[Excerpts from a figure dataset]
--- Start ---

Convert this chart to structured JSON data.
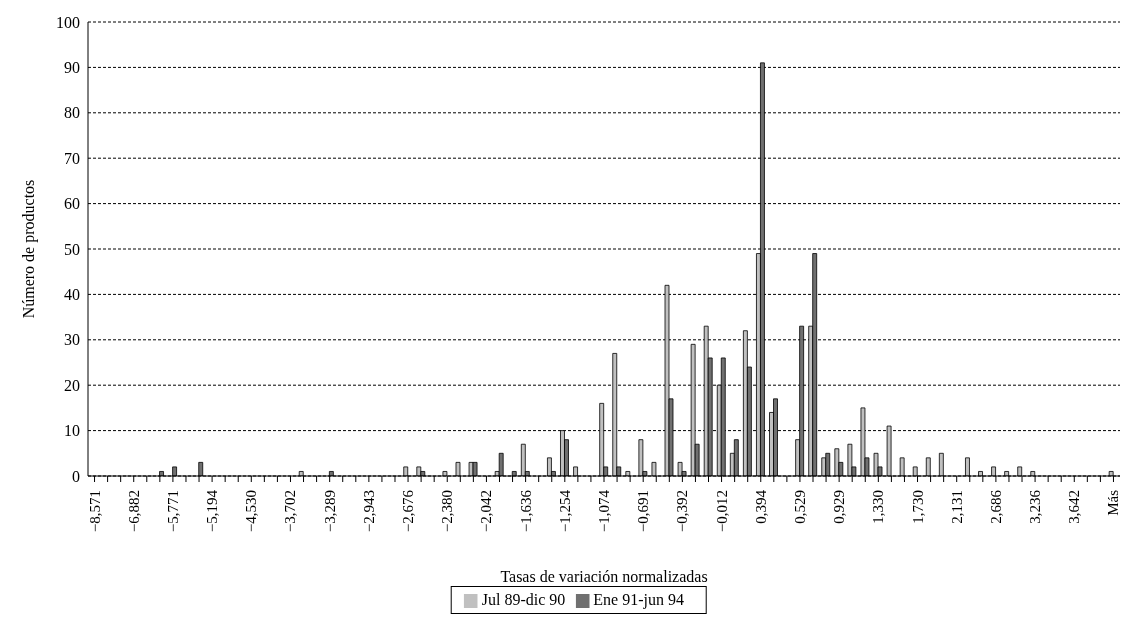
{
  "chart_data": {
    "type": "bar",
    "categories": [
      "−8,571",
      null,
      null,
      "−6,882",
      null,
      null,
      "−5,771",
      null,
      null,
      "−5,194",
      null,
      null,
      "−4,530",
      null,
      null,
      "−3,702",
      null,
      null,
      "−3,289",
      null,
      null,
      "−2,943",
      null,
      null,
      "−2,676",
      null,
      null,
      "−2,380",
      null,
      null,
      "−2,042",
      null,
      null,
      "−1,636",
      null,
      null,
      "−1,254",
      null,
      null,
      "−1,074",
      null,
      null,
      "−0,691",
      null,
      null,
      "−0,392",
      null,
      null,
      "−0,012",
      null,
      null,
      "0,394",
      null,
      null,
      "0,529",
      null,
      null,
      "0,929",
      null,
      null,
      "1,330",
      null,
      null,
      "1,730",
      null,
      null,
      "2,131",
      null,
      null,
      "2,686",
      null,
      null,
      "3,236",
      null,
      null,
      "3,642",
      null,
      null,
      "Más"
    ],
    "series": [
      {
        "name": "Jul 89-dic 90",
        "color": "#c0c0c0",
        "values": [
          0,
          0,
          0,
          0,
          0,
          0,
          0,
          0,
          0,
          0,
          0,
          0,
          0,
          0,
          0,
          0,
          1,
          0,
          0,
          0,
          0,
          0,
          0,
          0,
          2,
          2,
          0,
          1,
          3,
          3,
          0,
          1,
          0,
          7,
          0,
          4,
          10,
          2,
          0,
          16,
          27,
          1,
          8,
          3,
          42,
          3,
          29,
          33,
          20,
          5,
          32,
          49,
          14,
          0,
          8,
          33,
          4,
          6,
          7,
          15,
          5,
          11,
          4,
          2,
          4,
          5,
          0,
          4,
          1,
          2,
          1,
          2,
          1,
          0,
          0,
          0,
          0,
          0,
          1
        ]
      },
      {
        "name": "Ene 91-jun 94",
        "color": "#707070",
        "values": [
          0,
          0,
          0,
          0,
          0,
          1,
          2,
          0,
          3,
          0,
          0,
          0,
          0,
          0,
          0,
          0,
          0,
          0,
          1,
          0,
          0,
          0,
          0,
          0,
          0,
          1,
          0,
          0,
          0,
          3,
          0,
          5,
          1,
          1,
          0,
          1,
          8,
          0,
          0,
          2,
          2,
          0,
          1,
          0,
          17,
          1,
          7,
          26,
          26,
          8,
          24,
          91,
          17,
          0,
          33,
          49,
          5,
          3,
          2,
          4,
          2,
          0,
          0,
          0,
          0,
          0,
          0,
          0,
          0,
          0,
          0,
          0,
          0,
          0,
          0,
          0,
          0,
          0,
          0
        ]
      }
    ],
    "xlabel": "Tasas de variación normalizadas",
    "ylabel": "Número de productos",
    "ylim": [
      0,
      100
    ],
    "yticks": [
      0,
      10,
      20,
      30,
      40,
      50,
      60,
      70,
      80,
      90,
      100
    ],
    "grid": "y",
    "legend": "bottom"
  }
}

--- End ---
--- Start ---

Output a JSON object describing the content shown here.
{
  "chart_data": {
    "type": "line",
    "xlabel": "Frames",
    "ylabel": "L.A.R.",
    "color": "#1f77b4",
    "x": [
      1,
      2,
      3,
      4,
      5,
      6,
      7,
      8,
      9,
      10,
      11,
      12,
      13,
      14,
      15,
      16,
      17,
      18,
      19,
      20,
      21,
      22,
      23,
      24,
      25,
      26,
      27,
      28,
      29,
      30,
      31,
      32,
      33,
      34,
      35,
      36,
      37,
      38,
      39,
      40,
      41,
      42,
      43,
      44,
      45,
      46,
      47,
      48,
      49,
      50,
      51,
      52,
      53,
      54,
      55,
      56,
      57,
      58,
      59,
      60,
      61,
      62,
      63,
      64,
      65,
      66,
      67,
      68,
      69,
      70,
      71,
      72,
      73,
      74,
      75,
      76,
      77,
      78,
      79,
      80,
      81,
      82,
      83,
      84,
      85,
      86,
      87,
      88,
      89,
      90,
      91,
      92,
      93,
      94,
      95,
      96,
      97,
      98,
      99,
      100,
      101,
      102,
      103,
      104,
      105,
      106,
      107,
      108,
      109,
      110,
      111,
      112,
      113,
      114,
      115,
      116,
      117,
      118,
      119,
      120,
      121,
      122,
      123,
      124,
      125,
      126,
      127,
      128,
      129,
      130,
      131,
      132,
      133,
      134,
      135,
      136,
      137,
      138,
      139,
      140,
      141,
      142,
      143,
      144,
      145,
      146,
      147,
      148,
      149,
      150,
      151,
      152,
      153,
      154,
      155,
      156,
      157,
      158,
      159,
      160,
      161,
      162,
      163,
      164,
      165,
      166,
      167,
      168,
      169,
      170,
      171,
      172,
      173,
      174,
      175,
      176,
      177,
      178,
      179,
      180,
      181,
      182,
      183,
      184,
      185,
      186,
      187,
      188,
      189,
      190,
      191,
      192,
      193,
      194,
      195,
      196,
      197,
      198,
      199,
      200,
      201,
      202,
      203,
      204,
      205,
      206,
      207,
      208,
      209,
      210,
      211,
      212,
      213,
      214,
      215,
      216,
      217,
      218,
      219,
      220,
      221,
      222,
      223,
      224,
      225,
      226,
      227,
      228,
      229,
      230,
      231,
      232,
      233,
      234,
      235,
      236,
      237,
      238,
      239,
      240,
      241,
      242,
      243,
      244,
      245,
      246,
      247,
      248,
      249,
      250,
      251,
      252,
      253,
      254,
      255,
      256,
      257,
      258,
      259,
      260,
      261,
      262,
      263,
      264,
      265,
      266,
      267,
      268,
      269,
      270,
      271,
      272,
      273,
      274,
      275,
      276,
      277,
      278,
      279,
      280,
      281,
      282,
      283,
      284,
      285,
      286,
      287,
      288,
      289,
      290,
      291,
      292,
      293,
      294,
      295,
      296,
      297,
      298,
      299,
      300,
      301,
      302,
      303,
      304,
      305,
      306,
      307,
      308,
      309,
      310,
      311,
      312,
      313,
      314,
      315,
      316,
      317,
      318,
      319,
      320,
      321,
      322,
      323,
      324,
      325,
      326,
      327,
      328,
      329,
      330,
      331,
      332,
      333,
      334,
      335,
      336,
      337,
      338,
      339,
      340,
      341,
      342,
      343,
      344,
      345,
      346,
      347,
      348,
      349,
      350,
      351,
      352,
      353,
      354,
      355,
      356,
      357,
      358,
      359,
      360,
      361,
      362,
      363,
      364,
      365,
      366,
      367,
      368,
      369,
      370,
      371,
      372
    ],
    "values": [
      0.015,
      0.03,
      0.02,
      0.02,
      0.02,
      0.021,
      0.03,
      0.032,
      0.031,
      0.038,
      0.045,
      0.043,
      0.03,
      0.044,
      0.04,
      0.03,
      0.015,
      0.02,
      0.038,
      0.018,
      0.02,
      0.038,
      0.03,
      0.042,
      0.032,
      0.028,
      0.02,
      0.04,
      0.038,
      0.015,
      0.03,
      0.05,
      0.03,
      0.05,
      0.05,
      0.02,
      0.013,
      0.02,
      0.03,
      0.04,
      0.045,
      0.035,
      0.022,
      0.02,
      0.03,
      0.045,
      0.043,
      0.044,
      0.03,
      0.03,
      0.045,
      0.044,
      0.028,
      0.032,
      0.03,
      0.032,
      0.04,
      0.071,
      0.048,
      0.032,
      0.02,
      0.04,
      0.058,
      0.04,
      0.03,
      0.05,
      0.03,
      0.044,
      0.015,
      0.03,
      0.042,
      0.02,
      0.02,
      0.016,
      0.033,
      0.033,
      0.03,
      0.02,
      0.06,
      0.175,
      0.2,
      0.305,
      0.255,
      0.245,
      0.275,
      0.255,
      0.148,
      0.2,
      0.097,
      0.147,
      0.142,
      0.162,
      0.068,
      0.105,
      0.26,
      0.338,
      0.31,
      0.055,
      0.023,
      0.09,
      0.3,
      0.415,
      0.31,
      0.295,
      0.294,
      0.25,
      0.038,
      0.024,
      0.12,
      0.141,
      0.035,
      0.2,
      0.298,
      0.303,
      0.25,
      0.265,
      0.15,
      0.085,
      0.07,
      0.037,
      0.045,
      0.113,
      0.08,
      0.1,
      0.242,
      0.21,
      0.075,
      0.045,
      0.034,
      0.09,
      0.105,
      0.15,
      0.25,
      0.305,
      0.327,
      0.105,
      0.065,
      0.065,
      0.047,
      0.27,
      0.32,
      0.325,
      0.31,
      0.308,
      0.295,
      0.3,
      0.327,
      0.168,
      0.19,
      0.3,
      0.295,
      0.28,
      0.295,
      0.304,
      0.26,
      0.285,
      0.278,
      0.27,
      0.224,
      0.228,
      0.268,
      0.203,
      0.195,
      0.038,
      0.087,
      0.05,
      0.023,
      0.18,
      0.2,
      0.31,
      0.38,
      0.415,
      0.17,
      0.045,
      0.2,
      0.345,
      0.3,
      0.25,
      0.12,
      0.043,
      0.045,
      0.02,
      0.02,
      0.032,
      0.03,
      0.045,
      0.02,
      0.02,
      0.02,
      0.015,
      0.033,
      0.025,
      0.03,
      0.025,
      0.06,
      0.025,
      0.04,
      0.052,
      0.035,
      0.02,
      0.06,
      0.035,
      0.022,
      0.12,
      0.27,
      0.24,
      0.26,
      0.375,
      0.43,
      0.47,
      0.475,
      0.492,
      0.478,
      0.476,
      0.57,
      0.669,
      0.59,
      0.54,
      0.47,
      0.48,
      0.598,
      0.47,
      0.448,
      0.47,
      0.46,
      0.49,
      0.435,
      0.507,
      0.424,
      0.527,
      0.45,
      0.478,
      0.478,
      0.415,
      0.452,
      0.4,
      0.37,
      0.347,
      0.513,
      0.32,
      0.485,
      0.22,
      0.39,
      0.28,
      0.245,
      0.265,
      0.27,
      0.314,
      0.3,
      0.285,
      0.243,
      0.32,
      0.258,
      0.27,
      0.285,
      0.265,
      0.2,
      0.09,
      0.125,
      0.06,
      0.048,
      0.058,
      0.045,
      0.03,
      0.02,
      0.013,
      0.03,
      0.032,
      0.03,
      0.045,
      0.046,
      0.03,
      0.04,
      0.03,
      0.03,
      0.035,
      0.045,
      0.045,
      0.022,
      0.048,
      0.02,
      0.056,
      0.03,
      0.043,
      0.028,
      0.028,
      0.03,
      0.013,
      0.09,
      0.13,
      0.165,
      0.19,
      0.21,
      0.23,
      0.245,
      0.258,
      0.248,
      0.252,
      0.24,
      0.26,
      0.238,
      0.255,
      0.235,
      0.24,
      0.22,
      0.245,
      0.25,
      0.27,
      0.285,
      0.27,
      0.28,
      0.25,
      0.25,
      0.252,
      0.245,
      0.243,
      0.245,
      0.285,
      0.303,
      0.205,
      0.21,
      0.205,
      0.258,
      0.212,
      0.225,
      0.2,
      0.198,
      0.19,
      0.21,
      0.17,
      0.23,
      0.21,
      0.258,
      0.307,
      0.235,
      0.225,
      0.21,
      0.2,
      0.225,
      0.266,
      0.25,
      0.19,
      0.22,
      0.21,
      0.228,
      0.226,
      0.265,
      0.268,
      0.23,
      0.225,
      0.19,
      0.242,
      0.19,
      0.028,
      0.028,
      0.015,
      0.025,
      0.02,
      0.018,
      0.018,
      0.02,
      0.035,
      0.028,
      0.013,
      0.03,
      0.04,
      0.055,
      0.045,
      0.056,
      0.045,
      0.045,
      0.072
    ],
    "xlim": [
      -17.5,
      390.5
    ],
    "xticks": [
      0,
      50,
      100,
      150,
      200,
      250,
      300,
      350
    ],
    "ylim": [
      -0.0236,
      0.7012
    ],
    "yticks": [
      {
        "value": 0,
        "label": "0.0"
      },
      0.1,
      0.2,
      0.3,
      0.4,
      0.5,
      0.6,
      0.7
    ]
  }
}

--- End ---

(Stated exercise): Only the number is wanted: how many lines of these entries contain the string "color"?

(Solution for this task): 3